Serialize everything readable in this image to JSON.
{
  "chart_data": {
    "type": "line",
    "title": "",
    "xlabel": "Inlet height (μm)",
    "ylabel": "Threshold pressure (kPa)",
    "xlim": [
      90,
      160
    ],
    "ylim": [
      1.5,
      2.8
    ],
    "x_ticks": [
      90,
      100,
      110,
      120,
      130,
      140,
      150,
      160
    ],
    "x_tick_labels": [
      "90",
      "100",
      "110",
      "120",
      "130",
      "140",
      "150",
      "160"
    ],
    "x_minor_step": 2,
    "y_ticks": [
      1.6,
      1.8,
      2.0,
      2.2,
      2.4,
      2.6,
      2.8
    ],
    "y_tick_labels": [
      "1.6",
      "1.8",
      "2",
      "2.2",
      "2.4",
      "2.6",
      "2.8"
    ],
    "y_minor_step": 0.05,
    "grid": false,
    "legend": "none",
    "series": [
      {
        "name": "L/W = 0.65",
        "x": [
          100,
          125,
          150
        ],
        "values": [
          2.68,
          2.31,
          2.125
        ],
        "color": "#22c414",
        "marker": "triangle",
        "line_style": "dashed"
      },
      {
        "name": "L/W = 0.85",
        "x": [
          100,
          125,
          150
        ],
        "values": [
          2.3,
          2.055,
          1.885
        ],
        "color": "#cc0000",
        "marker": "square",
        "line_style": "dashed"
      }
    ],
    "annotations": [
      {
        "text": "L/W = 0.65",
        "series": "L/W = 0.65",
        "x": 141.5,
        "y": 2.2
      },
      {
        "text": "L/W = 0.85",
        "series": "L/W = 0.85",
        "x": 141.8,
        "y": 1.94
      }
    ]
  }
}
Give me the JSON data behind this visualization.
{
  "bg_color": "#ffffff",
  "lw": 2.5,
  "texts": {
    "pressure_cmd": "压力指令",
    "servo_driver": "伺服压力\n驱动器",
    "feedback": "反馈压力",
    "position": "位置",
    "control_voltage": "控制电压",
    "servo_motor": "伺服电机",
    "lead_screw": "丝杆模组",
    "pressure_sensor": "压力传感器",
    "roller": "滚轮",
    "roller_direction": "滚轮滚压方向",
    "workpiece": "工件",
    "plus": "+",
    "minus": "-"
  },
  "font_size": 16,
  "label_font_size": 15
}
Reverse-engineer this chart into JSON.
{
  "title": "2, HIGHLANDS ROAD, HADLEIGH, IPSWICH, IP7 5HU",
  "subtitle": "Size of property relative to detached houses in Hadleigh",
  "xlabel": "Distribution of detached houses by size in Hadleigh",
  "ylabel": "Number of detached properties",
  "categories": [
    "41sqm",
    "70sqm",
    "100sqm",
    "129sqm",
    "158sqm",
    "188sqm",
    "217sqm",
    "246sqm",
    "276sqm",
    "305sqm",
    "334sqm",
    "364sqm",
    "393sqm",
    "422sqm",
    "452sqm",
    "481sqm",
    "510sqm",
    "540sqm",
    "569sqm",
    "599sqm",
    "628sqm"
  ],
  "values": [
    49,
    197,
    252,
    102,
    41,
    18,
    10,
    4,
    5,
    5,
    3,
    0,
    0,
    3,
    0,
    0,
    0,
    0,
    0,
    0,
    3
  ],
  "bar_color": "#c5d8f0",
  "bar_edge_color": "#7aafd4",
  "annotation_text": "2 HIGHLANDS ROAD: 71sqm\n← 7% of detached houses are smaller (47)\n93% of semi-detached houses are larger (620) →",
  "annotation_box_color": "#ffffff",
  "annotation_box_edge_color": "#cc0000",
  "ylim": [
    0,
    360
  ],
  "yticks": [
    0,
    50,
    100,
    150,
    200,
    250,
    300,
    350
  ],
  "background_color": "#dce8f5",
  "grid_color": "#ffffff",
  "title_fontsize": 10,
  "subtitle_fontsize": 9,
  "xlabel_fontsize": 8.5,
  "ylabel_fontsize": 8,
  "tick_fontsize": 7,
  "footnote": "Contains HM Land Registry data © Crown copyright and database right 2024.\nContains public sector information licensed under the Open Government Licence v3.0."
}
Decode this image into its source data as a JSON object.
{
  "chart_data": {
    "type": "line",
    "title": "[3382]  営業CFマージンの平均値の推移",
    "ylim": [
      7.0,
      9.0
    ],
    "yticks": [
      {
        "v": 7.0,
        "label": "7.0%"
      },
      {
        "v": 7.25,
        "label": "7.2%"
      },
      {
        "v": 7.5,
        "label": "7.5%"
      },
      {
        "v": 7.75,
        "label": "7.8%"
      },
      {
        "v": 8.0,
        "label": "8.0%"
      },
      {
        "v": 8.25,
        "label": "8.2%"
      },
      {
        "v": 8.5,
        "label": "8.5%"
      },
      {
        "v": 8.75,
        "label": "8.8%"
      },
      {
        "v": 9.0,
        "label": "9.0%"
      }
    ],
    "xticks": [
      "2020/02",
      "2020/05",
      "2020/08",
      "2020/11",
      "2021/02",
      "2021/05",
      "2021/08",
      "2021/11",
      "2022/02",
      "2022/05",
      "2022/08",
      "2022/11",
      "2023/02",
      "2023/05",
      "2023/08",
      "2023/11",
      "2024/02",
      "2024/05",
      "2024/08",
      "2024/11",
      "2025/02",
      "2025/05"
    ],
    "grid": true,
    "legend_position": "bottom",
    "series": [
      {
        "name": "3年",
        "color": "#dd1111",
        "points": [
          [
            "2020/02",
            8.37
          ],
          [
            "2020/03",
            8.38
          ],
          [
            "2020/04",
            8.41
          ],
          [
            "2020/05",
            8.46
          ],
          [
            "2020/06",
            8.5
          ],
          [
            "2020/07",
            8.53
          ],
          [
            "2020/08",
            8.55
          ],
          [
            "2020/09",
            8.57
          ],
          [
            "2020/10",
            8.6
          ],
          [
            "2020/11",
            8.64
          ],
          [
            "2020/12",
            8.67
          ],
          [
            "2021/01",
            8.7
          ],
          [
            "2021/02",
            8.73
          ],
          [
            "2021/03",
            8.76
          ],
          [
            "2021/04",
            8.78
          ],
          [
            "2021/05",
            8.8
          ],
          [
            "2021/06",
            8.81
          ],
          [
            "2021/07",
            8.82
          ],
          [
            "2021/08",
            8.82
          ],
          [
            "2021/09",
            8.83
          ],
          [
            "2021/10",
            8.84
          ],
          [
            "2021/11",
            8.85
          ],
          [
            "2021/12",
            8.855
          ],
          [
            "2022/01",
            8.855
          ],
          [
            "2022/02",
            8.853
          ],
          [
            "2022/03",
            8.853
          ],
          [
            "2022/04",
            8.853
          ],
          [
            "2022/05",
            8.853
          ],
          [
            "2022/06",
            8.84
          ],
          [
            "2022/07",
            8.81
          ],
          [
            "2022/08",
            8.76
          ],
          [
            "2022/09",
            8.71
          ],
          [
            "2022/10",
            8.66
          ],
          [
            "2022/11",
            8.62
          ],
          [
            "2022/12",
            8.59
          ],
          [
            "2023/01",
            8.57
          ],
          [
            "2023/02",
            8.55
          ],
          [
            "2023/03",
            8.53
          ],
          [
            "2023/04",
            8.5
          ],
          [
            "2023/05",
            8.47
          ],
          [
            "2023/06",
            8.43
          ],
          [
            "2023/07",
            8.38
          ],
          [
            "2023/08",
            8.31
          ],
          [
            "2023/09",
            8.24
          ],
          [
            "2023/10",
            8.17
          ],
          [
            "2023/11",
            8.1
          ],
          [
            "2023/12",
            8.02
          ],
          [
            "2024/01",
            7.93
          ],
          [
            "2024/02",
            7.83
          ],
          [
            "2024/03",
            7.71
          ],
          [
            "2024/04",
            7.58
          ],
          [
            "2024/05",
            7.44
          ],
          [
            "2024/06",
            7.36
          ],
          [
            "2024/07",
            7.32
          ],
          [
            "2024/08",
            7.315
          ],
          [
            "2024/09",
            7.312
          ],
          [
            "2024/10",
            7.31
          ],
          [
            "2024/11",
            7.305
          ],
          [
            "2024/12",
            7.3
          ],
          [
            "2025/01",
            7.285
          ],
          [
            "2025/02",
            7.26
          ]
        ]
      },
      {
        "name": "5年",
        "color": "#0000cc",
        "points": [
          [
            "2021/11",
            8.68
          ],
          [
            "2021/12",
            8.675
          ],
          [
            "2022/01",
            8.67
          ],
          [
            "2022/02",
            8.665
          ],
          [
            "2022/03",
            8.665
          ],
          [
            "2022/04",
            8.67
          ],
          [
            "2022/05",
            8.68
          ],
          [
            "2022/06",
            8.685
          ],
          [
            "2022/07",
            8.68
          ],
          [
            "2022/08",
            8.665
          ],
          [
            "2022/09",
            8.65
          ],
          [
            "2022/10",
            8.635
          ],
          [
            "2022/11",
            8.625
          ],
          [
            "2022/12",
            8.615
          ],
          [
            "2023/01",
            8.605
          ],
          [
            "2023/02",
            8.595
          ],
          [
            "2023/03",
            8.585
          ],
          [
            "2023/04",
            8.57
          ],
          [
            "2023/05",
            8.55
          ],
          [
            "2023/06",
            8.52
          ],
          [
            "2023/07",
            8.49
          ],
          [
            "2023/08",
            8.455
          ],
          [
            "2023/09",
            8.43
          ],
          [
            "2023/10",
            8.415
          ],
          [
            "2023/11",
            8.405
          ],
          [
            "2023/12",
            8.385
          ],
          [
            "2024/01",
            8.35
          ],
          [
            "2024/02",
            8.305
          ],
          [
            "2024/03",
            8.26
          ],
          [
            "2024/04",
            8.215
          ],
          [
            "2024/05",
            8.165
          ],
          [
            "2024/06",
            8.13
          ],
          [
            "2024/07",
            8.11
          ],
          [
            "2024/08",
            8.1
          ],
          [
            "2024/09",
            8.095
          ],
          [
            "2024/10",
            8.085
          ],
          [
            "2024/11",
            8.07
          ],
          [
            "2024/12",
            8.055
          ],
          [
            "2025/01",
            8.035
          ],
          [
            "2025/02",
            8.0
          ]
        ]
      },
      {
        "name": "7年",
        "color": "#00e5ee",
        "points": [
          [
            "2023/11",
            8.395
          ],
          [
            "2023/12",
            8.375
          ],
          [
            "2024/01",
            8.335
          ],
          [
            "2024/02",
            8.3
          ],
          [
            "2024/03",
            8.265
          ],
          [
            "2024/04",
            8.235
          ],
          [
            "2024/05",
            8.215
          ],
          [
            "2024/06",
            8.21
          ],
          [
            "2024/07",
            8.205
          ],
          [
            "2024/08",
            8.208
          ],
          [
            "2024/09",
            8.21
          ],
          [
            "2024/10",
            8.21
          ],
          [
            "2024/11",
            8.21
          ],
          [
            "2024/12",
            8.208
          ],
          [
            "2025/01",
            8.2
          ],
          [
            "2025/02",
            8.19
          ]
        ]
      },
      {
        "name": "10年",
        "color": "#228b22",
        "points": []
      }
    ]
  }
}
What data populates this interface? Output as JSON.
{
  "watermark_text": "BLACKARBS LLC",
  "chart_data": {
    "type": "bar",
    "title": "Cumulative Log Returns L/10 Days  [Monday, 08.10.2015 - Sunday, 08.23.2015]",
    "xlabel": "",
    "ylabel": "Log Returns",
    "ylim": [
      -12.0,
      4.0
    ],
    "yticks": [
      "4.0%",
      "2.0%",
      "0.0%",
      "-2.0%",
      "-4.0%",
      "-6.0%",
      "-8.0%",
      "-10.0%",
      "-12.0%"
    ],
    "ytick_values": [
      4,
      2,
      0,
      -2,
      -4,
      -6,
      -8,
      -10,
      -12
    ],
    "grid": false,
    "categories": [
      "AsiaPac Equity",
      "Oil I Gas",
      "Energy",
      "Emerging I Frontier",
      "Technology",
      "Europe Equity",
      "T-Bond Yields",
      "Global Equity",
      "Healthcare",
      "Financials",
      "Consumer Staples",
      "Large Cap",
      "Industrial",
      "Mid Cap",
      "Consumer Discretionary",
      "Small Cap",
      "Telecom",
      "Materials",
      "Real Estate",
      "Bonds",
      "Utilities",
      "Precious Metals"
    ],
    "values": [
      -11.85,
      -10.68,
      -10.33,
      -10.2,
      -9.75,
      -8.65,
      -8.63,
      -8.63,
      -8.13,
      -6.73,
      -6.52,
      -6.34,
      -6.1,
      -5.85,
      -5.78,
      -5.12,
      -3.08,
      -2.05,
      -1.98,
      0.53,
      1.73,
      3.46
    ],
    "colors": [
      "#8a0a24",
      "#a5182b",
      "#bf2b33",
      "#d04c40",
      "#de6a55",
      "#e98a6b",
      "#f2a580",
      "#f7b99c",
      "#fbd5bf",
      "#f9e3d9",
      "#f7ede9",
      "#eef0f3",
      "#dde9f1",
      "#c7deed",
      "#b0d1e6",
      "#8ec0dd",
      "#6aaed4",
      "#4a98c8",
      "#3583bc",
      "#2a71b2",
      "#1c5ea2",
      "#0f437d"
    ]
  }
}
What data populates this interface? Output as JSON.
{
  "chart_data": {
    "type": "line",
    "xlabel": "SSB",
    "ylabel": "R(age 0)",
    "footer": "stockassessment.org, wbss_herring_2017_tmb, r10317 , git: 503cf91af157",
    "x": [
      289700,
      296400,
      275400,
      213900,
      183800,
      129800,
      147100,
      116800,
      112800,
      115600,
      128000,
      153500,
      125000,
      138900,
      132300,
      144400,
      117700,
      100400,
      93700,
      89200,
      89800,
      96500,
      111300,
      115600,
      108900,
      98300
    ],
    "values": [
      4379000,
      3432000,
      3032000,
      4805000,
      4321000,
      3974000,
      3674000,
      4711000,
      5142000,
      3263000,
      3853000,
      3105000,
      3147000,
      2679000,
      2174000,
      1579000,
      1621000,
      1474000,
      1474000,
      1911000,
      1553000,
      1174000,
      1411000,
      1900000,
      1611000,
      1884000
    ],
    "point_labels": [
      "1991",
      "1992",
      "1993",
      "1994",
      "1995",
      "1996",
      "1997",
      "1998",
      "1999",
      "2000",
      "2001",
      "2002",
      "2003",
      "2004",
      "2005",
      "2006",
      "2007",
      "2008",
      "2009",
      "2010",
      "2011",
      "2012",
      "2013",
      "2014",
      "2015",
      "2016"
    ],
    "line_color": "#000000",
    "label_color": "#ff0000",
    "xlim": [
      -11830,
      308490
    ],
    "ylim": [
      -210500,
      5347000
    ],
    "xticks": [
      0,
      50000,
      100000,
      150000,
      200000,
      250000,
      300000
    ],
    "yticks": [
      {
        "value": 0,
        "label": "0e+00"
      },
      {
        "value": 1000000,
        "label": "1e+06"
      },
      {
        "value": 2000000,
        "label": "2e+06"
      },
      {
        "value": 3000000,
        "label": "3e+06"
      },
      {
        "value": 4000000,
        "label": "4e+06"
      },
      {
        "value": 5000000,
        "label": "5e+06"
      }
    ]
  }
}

PROBLEM TO WORK ON: Check each line of the material above for "houses" and say how many lines contain it, giving the number alone.

FINISHED TASK: 3